→ **Document extract**:
────────────────

Subsidiarity and the Social Doctrine

"The problem with socialism is that eventually you run out of other people's money [to spend]." Margaret Thatcher

“Too much capitalism does not mean too many capitalists, but too few capitalists.” G. K. Chesterton

Subsidiarity in the Gospels

Saturday, September 4, 2010

Which Founding Father was Catholic?

"Charles Carroll is relatively unknown among American Catholics, yet he was the only Catholic to sign the Declaration of Independence. Why don't Catholics know about this Catholic Founding Father?

Thanks, Josh, very much for interviewing me, especially about a subject as important as Charles Carroll of Carrollton. Certainly, in his own time, Carroll was well known. John Adams even believed he would be remembered as one of the great founders, one of the greatest men of his day. Given that Adams had men such as George Washington and Thomas Jefferson in mind, this is not faint praise. At the time, the Carrolls (Charles and his cousin John the first Roman Catholic bishop in America) were also regarded as the two great leaders of Roman Catholics in America.

But, I think Roman Catholics are as susceptible to memory loss as any other American. So, as with most Americans, American Catholics have unfortunately forgotten their history. A couple of excellent books on Catholic history in America exist – I think immediately of John McGreevy’s American Catholicism.

But after a while it wasn’t much of a secret that Charles Carroll was “First Citizen.”

────────────────

→ **Entries provided**:
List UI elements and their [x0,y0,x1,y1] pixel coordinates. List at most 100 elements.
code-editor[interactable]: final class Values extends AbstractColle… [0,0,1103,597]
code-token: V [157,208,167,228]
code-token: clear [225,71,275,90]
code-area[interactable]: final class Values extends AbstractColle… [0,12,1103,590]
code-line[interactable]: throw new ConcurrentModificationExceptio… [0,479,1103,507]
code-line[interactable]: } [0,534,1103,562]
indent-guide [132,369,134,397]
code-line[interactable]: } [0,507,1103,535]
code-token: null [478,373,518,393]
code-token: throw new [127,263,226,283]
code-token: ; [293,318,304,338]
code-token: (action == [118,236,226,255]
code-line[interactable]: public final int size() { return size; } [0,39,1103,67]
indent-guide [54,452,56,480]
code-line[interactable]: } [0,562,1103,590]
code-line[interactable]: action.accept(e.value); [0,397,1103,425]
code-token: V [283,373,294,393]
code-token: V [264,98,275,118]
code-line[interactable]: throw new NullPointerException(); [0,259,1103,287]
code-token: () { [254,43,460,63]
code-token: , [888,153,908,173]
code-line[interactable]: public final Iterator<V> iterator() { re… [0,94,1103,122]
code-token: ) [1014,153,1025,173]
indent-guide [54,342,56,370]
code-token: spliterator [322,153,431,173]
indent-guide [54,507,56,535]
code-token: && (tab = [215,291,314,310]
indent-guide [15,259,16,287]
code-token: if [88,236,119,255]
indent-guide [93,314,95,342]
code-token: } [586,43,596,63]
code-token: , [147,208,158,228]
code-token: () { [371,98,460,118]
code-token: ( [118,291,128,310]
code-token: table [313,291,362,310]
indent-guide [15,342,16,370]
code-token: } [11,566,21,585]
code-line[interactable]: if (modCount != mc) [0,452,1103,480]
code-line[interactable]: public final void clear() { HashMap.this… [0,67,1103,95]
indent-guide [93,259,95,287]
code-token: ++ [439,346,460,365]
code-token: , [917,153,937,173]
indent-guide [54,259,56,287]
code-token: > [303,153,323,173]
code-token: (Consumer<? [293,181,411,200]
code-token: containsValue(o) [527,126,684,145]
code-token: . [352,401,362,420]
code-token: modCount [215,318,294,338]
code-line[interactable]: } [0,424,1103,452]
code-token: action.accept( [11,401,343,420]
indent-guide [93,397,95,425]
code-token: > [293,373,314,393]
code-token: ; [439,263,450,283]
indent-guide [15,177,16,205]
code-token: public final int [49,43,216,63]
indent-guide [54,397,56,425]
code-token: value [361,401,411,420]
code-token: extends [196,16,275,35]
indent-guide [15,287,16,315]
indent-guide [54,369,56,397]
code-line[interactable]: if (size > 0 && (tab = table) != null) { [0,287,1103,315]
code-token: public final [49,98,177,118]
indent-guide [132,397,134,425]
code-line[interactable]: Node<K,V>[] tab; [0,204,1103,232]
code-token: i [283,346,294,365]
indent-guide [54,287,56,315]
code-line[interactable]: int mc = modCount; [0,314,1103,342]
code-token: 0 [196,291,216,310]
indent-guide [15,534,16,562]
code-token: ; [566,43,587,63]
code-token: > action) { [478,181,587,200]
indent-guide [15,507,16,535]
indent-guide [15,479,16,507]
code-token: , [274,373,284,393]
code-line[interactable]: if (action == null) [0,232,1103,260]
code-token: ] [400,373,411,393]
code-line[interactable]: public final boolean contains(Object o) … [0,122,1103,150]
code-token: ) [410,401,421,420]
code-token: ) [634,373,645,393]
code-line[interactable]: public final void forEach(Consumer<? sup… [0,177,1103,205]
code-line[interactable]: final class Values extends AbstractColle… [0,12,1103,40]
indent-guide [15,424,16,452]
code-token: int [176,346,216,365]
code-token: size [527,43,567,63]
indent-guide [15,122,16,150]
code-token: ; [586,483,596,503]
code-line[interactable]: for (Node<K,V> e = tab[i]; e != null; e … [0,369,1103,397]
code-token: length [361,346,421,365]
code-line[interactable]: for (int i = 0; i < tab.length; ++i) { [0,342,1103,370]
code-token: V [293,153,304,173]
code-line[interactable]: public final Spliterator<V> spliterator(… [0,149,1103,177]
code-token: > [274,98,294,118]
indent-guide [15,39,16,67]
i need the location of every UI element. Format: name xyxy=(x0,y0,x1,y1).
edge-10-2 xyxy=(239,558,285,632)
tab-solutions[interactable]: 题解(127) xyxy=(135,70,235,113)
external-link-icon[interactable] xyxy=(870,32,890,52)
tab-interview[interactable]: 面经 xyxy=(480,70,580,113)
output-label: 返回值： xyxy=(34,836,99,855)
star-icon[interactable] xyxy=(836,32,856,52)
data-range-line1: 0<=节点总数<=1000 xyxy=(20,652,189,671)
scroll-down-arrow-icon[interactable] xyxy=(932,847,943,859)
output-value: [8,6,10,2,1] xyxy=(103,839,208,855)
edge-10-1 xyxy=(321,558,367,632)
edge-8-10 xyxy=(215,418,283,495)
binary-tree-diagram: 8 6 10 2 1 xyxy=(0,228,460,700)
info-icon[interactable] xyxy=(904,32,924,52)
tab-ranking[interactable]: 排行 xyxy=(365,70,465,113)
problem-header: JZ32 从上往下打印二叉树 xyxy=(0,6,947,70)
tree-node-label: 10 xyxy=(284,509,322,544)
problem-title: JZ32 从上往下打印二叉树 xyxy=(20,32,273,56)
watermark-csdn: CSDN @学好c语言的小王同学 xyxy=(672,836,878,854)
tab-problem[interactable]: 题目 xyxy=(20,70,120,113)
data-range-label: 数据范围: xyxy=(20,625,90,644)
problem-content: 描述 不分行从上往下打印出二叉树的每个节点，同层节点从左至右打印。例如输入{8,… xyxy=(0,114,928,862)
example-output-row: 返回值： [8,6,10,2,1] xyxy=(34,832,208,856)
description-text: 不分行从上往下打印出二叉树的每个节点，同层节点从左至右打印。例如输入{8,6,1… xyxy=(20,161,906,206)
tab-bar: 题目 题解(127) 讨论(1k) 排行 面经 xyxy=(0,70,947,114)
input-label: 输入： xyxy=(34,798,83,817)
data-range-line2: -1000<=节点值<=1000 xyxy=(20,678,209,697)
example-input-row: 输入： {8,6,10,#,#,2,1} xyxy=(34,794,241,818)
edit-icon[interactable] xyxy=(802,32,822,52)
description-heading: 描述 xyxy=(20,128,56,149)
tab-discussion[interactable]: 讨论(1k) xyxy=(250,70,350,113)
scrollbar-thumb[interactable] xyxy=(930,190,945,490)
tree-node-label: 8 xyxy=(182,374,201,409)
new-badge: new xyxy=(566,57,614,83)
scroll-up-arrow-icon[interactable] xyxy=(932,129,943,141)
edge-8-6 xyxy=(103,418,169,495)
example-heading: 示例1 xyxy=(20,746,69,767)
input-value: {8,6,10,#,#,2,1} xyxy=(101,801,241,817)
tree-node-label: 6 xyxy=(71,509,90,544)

────────────────

→ **Required actions**:
1. Answer these questions using the text on Charles Carroll:
(a) Which Catholic was the only one to sign the Declaration of Independence?
(b) What was Carroll's cousin John the first of in America?
(c) Which book on Catholic history in America is named, and who wrote it?
2. Quote the passage from the text on Charles Carroll that begins at the words "Which Founding Father" and ends after the words "Catholic Founding Father?".

→ **Replies**:
1.
(a) Charles Carroll.
(b) He was the first Roman Catholic bishop in America.
(c) American Catholicism, by John McGreevy.

2.
Which Founding Father was Catholic?

"Charles Carroll is relatively unknown among American Catholics, yet he was the only Catholic to sign the Declaration of Independence. Why don't Catholics know about this Catholic Founding Father?